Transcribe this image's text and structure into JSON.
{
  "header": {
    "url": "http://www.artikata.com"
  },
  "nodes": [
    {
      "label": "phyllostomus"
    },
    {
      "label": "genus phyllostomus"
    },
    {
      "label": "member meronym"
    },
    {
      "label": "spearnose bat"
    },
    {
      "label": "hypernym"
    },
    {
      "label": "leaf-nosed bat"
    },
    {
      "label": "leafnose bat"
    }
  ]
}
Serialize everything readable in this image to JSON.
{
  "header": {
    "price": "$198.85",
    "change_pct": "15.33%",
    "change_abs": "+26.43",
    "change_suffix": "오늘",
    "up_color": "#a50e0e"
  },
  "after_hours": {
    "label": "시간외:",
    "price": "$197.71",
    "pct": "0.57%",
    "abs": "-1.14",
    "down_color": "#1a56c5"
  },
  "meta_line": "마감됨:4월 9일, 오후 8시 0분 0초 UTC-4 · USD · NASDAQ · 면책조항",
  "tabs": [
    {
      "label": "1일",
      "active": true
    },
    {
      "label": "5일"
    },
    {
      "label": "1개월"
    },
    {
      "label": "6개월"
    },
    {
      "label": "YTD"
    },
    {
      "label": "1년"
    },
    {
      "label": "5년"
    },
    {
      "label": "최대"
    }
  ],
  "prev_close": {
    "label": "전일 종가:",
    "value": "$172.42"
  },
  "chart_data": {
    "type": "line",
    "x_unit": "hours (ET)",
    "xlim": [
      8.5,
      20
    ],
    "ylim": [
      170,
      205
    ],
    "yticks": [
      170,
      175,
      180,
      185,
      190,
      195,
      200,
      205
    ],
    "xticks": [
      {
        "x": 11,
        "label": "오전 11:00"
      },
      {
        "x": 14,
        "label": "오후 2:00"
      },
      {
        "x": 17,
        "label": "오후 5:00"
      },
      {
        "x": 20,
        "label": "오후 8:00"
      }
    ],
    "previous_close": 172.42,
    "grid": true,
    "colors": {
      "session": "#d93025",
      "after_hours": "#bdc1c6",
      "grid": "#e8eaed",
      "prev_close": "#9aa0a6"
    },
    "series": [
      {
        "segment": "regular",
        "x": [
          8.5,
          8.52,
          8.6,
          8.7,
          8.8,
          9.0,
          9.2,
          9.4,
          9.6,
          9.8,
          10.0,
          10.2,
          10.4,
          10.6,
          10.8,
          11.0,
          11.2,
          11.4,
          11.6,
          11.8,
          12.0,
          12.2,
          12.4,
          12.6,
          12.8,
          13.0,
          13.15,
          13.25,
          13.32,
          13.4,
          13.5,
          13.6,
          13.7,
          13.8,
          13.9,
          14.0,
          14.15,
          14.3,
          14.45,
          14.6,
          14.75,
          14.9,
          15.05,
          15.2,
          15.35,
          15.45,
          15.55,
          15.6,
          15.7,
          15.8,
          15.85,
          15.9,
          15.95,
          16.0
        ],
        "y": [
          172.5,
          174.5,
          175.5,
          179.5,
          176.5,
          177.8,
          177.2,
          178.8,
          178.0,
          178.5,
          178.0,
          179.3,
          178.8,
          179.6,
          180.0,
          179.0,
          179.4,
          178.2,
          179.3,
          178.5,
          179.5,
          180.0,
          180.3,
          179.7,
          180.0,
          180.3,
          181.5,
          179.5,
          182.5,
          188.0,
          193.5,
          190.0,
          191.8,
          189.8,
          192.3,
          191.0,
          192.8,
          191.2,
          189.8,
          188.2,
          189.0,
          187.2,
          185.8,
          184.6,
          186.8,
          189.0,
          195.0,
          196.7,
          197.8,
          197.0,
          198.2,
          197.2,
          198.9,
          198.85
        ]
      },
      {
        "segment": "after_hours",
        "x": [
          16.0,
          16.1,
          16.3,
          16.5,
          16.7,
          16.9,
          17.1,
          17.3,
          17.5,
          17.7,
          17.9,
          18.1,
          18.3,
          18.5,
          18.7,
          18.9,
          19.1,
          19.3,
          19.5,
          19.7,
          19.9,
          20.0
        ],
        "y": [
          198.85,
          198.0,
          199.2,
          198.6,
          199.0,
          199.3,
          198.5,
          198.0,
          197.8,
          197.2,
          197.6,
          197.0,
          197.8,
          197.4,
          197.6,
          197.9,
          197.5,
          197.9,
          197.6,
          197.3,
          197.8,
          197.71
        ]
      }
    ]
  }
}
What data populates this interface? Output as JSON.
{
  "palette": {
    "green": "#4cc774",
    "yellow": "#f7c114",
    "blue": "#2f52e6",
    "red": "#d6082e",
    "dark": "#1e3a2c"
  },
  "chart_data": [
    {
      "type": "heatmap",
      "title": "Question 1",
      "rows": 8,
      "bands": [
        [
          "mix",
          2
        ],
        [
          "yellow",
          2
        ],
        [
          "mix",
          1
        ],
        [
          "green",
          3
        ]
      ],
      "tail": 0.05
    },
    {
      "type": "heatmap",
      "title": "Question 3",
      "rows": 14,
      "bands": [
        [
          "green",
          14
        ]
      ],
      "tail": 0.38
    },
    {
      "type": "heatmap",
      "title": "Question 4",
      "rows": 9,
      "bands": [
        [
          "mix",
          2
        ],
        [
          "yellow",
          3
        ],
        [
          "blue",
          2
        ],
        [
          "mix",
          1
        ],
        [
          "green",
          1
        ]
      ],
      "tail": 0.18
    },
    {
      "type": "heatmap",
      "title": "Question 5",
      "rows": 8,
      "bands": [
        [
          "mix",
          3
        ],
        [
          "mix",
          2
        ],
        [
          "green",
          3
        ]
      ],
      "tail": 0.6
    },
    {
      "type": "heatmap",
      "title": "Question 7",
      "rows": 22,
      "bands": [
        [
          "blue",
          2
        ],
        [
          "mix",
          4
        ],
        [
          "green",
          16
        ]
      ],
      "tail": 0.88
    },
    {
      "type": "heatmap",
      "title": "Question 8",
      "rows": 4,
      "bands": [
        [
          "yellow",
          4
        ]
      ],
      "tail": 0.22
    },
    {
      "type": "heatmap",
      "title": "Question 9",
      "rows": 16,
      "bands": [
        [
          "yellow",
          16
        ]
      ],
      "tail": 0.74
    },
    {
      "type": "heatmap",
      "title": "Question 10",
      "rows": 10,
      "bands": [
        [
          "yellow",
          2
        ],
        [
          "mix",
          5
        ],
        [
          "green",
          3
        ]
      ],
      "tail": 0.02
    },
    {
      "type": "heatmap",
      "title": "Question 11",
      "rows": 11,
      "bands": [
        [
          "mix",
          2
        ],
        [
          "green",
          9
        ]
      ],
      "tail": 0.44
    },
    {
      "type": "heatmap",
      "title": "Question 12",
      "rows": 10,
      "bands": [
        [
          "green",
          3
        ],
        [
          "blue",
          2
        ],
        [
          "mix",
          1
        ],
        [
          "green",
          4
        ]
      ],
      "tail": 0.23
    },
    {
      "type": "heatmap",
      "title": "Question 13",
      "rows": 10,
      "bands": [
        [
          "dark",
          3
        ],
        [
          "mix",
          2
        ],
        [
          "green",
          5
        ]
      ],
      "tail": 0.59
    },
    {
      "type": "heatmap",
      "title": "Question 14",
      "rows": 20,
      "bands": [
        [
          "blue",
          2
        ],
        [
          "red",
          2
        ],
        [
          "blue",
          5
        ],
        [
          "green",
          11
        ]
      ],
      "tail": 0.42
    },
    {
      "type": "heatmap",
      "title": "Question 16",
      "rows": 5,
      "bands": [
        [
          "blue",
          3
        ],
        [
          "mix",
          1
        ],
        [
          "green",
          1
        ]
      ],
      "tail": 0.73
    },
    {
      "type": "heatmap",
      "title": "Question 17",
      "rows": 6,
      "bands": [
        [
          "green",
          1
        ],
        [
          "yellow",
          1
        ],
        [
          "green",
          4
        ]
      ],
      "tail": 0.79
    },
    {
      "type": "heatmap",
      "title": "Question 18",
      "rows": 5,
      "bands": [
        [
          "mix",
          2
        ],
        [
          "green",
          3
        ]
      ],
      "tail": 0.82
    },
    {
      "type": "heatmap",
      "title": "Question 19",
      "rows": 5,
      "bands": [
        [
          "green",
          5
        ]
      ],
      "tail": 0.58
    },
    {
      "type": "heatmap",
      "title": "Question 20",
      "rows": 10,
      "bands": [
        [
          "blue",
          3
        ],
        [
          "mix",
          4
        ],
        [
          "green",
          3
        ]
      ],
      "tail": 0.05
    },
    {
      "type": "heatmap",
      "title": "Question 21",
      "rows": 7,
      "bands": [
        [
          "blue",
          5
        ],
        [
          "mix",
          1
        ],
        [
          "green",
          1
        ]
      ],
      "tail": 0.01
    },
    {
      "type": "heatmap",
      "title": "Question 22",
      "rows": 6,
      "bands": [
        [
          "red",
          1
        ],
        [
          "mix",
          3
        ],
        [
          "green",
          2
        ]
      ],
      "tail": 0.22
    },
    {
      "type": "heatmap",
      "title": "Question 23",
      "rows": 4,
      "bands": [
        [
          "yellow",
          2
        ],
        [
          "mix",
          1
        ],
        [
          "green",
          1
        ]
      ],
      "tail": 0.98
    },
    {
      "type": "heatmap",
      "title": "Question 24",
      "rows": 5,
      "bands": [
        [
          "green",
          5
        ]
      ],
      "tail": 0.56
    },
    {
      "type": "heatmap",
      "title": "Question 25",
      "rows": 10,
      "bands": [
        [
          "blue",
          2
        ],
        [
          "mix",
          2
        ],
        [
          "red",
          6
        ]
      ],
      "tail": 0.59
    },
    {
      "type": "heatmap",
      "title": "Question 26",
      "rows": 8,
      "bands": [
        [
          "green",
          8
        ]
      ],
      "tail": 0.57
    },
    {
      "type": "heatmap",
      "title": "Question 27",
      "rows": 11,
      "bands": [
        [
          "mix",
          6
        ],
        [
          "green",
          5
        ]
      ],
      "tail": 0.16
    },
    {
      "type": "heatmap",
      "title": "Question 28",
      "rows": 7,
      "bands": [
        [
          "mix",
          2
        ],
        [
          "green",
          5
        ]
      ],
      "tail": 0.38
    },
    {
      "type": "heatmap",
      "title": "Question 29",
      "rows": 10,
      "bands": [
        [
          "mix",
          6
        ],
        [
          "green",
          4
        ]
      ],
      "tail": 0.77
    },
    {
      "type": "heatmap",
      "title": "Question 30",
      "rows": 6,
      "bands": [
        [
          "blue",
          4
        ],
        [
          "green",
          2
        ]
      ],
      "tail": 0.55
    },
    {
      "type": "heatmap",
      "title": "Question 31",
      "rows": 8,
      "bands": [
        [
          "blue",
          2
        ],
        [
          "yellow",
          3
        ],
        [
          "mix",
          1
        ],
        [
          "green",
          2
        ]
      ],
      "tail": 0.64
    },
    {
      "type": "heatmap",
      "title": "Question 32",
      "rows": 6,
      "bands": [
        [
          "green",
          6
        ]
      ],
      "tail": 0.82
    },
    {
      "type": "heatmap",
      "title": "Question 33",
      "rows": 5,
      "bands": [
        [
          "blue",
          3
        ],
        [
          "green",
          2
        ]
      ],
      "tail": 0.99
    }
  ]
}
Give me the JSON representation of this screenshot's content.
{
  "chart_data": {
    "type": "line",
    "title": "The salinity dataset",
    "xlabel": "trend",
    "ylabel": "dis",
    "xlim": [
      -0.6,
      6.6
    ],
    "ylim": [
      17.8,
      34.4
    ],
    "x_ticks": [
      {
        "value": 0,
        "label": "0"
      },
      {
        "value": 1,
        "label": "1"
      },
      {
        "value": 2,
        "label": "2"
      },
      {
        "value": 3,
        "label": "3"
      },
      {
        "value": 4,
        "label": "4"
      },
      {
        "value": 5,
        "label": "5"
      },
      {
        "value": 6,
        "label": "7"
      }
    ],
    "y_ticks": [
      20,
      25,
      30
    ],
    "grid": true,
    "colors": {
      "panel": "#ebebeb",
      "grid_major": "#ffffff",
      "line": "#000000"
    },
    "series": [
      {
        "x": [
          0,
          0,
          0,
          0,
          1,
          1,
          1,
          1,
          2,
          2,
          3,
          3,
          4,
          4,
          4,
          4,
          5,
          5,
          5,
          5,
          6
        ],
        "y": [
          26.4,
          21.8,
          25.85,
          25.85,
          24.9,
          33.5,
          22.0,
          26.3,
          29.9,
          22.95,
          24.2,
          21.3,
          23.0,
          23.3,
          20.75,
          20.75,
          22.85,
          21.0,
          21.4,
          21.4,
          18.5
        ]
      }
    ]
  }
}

·····

• Set exercise:
Filter the entries above down to the lines containing the word "value".

• Response to the task:
    "value": "$172.42"
        "value": 0,
        "value": 1,
        "value": 2,
        "value": 3,
        "value": 4,
        "value": 5,
        "value": 6,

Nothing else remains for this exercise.